■ Input rows ■
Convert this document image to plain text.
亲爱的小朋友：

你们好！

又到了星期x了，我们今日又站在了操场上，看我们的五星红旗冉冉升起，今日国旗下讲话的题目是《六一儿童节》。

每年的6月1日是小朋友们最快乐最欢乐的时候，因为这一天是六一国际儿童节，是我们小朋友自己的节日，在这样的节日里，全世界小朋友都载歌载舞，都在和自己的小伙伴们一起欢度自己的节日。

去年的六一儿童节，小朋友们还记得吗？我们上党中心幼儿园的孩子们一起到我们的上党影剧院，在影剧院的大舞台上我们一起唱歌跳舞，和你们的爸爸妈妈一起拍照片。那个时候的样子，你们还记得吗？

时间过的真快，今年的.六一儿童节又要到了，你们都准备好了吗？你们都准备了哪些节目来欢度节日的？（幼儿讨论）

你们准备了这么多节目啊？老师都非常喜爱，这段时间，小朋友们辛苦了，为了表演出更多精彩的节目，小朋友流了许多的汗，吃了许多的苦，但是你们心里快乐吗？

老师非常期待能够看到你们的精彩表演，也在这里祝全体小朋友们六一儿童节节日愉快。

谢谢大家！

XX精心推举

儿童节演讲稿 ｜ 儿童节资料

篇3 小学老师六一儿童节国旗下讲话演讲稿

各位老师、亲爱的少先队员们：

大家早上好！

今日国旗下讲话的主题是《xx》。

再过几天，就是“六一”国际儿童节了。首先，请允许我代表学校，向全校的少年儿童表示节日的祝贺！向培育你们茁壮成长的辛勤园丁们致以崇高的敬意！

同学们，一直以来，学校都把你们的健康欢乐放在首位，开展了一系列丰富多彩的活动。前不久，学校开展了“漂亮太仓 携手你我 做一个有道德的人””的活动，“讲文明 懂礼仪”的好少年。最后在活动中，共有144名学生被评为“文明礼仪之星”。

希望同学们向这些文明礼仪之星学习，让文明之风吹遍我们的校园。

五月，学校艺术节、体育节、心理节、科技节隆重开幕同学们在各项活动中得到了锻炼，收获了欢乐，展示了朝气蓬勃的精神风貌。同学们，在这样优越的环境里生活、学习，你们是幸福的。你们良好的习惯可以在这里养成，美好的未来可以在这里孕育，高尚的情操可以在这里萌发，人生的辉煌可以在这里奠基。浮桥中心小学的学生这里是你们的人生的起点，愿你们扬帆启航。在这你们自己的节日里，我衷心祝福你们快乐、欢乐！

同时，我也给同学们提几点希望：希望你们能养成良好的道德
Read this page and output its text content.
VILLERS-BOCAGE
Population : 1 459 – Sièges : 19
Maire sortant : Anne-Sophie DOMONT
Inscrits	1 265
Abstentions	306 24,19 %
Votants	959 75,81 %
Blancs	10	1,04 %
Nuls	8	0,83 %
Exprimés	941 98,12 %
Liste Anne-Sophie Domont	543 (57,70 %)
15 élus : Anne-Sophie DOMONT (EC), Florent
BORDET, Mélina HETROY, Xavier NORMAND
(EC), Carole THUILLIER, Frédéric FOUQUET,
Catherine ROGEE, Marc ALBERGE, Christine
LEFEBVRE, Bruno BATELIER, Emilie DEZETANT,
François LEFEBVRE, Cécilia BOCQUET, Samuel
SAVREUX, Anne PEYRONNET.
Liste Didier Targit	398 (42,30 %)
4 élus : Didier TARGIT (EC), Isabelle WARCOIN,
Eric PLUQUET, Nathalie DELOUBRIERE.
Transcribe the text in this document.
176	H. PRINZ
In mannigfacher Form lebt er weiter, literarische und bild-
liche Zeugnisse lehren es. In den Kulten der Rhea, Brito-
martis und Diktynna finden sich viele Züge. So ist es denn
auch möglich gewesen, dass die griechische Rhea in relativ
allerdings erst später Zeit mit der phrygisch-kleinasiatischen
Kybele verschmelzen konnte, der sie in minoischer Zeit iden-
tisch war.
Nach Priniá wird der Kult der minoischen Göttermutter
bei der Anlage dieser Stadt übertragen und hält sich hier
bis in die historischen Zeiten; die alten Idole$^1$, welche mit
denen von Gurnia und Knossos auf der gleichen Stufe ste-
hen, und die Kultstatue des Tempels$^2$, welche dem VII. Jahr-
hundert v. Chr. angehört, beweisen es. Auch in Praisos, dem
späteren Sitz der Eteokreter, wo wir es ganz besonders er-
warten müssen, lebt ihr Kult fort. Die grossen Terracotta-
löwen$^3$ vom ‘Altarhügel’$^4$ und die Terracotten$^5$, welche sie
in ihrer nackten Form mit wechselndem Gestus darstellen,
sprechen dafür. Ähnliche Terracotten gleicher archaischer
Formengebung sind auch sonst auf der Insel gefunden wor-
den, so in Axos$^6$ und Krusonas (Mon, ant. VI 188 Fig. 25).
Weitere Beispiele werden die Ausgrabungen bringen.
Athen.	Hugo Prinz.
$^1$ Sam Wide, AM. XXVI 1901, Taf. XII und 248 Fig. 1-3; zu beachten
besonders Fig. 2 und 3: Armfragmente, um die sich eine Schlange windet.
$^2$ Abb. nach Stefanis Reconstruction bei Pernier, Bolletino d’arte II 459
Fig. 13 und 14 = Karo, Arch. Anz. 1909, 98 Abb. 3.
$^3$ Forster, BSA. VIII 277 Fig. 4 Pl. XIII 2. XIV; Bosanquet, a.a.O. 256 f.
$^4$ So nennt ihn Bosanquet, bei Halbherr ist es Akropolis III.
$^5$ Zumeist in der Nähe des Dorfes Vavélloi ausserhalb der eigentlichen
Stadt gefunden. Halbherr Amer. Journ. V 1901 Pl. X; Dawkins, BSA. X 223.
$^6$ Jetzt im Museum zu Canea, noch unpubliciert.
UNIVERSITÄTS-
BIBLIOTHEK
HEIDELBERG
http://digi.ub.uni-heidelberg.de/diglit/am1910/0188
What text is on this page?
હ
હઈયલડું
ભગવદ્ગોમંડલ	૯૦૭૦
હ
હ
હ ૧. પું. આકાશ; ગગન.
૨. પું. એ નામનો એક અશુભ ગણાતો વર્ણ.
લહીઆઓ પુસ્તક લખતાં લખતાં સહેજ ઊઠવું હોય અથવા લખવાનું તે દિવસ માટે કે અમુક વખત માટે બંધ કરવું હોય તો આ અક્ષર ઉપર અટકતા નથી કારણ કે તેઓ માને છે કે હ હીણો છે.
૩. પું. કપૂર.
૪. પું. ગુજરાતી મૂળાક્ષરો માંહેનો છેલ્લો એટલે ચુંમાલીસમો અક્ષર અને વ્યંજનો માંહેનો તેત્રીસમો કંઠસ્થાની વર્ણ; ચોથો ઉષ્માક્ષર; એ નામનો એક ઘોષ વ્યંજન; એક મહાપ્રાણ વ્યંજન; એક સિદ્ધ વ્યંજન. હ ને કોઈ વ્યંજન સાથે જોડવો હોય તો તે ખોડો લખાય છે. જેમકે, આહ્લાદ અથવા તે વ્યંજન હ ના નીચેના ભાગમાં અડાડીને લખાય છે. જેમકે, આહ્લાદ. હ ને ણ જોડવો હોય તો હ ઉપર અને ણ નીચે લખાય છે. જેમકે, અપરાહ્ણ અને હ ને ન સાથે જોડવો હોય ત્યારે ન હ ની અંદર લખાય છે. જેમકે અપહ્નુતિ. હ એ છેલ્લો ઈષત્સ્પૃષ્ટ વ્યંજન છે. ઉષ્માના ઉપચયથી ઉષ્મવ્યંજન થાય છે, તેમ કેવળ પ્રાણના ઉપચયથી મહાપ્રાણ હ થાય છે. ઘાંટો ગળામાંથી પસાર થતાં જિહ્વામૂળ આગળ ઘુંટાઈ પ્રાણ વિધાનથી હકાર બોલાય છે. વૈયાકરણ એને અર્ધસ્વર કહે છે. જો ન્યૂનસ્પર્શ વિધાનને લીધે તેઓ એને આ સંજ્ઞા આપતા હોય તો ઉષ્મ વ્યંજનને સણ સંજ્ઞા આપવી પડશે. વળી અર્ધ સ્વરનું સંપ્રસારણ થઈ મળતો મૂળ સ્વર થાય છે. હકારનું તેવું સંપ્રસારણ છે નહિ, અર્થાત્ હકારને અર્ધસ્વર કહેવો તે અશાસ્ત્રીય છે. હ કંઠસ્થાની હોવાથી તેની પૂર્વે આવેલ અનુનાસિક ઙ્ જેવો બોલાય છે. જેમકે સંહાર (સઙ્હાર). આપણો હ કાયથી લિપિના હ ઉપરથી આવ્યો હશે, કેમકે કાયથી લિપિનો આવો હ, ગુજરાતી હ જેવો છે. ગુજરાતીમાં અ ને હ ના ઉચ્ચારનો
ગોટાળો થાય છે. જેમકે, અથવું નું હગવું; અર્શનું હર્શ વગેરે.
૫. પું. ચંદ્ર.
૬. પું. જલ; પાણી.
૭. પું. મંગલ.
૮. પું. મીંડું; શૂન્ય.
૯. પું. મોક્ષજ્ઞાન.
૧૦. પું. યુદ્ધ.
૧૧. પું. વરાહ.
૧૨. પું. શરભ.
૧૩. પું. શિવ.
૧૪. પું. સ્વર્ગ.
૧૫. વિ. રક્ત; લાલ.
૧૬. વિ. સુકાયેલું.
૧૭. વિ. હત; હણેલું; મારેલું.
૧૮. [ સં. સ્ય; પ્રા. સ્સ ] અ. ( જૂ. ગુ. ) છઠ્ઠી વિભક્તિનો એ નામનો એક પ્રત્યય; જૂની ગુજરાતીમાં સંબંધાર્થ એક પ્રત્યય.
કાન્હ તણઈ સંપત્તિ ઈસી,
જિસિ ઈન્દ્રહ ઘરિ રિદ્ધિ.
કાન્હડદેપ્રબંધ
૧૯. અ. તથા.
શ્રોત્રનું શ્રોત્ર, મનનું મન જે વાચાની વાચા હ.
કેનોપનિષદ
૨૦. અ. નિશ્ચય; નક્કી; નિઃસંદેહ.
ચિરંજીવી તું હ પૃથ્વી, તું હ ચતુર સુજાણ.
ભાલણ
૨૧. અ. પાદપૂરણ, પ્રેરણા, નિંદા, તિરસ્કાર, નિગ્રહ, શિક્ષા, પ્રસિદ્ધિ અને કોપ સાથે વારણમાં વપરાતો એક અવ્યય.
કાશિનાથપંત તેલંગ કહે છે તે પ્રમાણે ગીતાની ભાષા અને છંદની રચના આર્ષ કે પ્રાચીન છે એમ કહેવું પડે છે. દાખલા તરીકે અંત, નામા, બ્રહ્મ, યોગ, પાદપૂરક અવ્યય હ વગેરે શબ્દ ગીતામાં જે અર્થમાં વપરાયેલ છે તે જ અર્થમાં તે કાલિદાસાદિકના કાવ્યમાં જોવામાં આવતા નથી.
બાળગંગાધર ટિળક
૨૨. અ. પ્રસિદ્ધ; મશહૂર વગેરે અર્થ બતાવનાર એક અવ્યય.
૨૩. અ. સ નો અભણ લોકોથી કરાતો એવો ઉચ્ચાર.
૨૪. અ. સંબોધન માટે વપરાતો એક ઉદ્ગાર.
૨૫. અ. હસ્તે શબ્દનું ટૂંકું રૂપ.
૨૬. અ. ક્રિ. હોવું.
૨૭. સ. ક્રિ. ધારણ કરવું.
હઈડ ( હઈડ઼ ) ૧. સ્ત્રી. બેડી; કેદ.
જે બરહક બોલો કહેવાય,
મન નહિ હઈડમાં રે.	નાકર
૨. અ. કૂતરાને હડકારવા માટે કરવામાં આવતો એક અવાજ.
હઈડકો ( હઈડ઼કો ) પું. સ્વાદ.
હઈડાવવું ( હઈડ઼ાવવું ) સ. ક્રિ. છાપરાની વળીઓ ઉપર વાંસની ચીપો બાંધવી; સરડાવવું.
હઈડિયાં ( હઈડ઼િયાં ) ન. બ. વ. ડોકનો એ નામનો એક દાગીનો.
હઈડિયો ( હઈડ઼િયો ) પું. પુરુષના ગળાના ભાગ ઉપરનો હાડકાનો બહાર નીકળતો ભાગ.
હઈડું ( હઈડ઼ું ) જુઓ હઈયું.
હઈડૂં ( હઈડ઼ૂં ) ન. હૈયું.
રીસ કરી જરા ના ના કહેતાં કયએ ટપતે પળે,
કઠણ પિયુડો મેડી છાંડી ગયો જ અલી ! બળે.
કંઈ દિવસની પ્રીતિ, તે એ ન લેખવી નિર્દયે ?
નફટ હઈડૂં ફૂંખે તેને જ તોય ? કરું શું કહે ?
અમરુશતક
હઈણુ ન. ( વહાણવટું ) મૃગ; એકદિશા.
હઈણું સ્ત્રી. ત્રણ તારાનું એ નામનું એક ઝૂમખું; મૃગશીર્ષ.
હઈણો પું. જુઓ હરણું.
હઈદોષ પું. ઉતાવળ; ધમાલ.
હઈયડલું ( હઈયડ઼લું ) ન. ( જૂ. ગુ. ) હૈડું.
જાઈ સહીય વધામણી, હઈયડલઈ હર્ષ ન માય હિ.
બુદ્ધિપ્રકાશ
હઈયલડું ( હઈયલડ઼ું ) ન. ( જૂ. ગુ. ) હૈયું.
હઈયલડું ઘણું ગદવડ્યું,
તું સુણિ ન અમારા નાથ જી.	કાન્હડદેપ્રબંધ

■ To be done ■
Across the records, how many lines contain "besonders"? Only the number should be given.

■ Response for this exercise ■
2